** Instructions to follow **
Write each record again exactly as it stands.

** Material shown **
● ● ● ●
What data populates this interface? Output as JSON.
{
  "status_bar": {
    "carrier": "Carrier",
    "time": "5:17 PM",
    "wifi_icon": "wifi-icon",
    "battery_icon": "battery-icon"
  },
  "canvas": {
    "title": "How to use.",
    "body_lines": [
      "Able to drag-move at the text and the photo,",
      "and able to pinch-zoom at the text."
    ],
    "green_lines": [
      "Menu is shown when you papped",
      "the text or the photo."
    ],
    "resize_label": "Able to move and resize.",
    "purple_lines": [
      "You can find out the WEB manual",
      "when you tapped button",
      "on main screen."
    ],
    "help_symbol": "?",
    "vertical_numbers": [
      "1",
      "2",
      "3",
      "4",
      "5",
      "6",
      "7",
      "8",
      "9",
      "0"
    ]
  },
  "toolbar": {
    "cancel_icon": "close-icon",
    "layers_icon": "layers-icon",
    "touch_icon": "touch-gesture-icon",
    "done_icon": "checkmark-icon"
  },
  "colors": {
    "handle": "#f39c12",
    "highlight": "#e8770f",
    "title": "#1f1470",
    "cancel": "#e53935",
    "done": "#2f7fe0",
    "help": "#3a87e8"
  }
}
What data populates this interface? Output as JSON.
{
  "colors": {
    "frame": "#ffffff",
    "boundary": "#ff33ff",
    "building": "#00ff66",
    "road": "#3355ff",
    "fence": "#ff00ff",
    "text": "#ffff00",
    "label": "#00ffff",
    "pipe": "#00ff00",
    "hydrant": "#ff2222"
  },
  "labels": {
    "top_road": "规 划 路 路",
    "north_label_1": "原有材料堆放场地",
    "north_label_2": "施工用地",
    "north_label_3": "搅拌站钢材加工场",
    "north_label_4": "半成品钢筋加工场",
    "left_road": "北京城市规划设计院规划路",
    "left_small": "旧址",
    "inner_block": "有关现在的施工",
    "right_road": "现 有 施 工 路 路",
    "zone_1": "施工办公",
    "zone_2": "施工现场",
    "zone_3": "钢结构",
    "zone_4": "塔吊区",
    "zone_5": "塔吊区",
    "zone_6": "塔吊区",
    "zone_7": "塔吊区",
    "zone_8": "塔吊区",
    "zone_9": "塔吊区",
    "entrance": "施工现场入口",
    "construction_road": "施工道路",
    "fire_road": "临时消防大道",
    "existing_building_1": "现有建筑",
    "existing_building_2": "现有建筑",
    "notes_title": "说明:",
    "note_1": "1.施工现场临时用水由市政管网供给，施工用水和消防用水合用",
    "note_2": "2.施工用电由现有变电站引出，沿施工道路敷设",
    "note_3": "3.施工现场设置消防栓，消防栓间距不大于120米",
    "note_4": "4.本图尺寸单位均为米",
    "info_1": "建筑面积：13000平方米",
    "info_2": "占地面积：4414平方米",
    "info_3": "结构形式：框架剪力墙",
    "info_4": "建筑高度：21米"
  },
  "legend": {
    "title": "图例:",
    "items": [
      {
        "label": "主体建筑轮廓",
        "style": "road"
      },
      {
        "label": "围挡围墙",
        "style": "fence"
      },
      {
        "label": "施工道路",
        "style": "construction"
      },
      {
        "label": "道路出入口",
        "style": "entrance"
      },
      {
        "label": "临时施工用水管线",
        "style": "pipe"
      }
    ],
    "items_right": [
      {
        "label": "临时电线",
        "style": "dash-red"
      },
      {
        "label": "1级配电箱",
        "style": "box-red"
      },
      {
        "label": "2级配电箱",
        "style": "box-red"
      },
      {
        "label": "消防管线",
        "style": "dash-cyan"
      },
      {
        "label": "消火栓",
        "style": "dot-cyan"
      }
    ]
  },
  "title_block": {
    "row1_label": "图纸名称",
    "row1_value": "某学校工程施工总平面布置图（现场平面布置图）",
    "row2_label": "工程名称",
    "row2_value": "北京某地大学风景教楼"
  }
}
● ● ● ●
** Answer to this problem **
What data populates this interface? Output as JSON.
{
  "status_bar": {
    "carrier": "Carrier",
    "time": "5:17 PM",
    "wifi_icon": "wifi-icon",
    "battery_icon": "battery-icon"
  },
  "canvas": {
    "title": "How to use.",
    "body_lines": [
      "Able to drag-move at the text and the photo,",
      "and able to pinch-zoom at the text."
    ],
    "green_lines": [
      "Menu is shown when you papped",
      "the text or the photo."
    ],
    "resize_label": "Able to move and resize.",
    "purple_lines": [
      "You can find out the WEB manual",
      "when you tapped button",
      "on main screen."
    ],
    "help_symbol": "?",
    "vertical_numbers": [
      "1",
      "2",
      "3",
      "4",
      "5",
      "6",
      "7",
      "8",
      "9",
      "0"
    ]
  },
  "toolbar": {
    "cancel_icon": "close-icon",
    "layers_icon": "layers-icon",
    "touch_icon": "touch-gesture-icon",
    "done_icon": "checkmark-icon"
  },
  "colors": {
    "handle": "#f39c12",
    "highlight": "#e8770f",
    "title": "#1f1470",
    "cancel": "#e53935",
    "done": "#2f7fe0",
    "help": "#3a87e8"
  }
}
What data populates this interface? Output as JSON.
{
  "colors": {
    "frame": "#ffffff",
    "boundary": "#ff33ff",
    "building": "#00ff66",
    "road": "#3355ff",
    "fence": "#ff00ff",
    "text": "#ffff00",
    "label": "#00ffff",
    "pipe": "#00ff00",
    "hydrant": "#ff2222"
  },
  "labels": {
    "top_road": "规 划 路 路",
    "north_label_1": "原有材料堆放场地",
    "north_label_2": "施工用地",
    "north_label_3": "搅拌站钢材加工场",
    "north_label_4": "半成品钢筋加工场",
    "left_road": "北京城市规划设计院规划路",
    "left_small": "旧址",
    "inner_block": "有关现在的施工",
    "right_road": "现 有 施 工 路 路",
    "zone_1": "施工办公",
    "zone_2": "施工现场",
    "zone_3": "钢结构",
    "zone_4": "塔吊区",
    "zone_5": "塔吊区",
    "zone_6": "塔吊区",
    "zone_7": "塔吊区",
    "zone_8": "塔吊区",
    "zone_9": "塔吊区",
    "entrance": "施工现场入口",
    "construction_road": "施工道路",
    "fire_road": "临时消防大道",
    "existing_building_1": "现有建筑",
    "existing_building_2": "现有建筑",
    "notes_title": "说明:",
    "note_1": "1.施工现场临时用水由市政管网供给，施工用水和消防用水合用",
    "note_2": "2.施工用电由现有变电站引出，沿施工道路敷设",
    "note_3": "3.施工现场设置消防栓，消防栓间距不大于120米",
    "note_4": "4.本图尺寸单位均为米",
    "info_1": "建筑面积：13000平方米",
    "info_2": "占地面积：4414平方米",
    "info_3": "结构形式：框架剪力墙",
    "info_4": "建筑高度：21米"
  },
  "legend": {
    "title": "图例:",
    "items": [
      {
        "label": "主体建筑轮廓",
        "style": "road"
      },
      {
        "label": "围挡围墙",
        "style": "fence"
      },
      {
        "label": "施工道路",
        "style": "construction"
      },
      {
        "label": "道路出入口",
        "style": "entrance"
      },
      {
        "label": "临时施工用水管线",
        "style": "pipe"
      }
    ],
    "items_right": [
      {
        "label": "临时电线",
        "style": "dash-red"
      },
      {
        "label": "1级配电箱",
        "style": "box-red"
      },
      {
        "label": "2级配电箱",
        "style": "box-red"
      },
      {
        "label": "消防管线",
        "style": "dash-cyan"
      },
      {
        "label": "消火栓",
        "style": "dot-cyan"
      }
    ]
  },
  "title_block": {
    "row1_label": "图纸名称",
    "row1_value": "某学校工程施工总平面布置图（现场平面布置图）",
    "row2_label": "工程名称",
    "row2_value": "北京某地大学风景教楼"
  }
}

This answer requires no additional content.